### EXERCISE MATERIALS
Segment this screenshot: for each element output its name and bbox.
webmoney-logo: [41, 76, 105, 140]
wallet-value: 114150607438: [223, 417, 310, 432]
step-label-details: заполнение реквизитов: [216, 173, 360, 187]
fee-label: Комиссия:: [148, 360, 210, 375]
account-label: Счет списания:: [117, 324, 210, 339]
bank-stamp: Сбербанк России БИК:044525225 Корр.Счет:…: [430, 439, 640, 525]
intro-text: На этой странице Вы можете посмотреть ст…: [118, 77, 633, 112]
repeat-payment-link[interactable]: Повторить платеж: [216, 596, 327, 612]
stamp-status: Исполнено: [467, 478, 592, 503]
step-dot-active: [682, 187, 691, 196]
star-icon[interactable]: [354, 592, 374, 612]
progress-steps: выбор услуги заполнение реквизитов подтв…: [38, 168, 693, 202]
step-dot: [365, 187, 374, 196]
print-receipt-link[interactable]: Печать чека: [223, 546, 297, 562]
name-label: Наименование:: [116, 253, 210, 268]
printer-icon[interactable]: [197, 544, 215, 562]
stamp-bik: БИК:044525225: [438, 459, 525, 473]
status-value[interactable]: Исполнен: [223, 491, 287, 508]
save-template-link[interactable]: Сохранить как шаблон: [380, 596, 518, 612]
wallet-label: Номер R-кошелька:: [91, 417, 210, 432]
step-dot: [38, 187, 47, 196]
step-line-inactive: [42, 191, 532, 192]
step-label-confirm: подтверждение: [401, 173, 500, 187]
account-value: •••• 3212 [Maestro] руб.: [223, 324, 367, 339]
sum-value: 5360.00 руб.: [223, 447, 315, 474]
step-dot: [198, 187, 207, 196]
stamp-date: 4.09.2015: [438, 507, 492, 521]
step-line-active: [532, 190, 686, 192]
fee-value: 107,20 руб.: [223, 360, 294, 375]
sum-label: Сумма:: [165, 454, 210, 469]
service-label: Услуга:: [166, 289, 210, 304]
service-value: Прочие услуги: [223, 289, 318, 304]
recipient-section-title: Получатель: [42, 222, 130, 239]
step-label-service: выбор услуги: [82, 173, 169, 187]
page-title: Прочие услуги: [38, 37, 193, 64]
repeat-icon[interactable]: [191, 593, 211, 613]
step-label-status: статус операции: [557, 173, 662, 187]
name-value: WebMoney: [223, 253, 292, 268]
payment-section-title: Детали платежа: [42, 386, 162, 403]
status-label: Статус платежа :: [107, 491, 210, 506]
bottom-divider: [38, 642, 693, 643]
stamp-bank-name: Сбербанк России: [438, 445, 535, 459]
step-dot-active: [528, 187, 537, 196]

### WHAT THE TASK REQUIRES
Please arrange every line of the entries above as a Markdown table with two columns, Row for the line's number and Line for its text. Leave out any blank lines.

### CORRECT RESULT
| Row | Line |
|---|---|
| 1 | Segment this screenshot: for each element output its name and bbox. |
| 2 | webmoney-logo: [41, 76, 105, 140] |
| 3 | wallet-value: 114150607438: [223, 417, 310, 432] |
| 4 | step-label-details: заполнение реквизитов: [216, 173, 360, 187] |
| 5 | fee-label: Комиссия:: [148, 360, 210, 375] |
| 6 | account-label: Счет списания:: [117, 324, 210, 339] |
| 7 | bank-stamp: Сбербанк России БИК:044525225 Корр.Счет:…: [430, 439, 640, 525] |
| 8 | intro-text: На этой странице Вы можете посмотреть ст…: [118, 77, 633, 112] |
| 9 | repeat-payment-link[interactable]: Повторить платеж: [216, 596, 327, 612] |
| 10 | stamp-status: Исполнено: [467, 478, 592, 503] |
| 11 | step-dot-active: [682, 187, 691, 196] |
| 12 | star-icon[interactable]: [354, 592, 374, 612] |
| 13 | progress-steps: выбор услуги заполнение реквизитов подтв…: [38, 168, 693, 202] |
| 14 | step-dot: [365, 187, 374, 196] |
| 15 | print-receipt-link[interactable]: Печать чека: [223, 546, 297, 562] |
| 16 | name-label: Наименование:: [116, 253, 210, 268] |
| 17 | printer-icon[interactable]: [197, 544, 215, 562] |
| 18 | stamp-bik: БИК:044525225: [438, 459, 525, 473] |
| 19 | status-value[interactable]: Исполнен: [223, 491, 287, 508] |
| 20 | save-template-link[interactable]: Сохранить как шаблон: [380, 596, 518, 612] |
| 21 | wallet-label: Номер R-кошелька:: [91, 417, 210, 432] |
| 22 | step-dot: [38, 187, 47, 196] |
| 23 | step-line-inactive: [42, 191, 532, 192] |
| 24 | step-label-confirm: подтверждение: [401, 173, 500, 187] |
| 25 | account-value: •••• 3212 [Maestro] руб.: [223, 324, 367, 339] |
| 26 | sum-value: 5360.00 руб.: [223, 447, 315, 474] |
| 27 | step-dot: [198, 187, 207, 196] |
| 28 | stamp-date: 4.09.2015: [438, 507, 492, 521] |
| 29 | step-line-active: [532, 190, 686, 192] |
| 30 | fee-value: 107,20 руб.: [223, 360, 294, 375] |
| 31 | sum-label: Сумма:: [165, 454, 210, 469] |
| 32 | service-label: Услуга:: [166, 289, 210, 304] |
| 33 | service-value: Прочие услуги: [223, 289, 318, 304] |
| 34 | recipient-section-title: Получатель: [42, 222, 130, 239] |
| 35 | step-label-service: выбор услуги: [82, 173, 169, 187] |
| 36 | page-title: Прочие услуги: [38, 37, 193, 64] |
| 37 | repeat-icon[interactable]: [191, 593, 211, 613] |
| 38 | step-label-status: статус операции: [557, 173, 662, 187] |
| 39 | name-value: WebMoney: [223, 253, 292, 268] |
| 40 | payment-section-title: Детали платежа: [42, 386, 162, 403] |
| 41 | status-label: Статус платежа :: [107, 491, 210, 506] |
| 42 | bottom-divider: [38, 642, 693, 643] |
| 43 | stamp-bank-name: Сбербанк России: [438, 445, 535, 459] |
| 44 | step-dot-active: [528, 187, 537, 196] |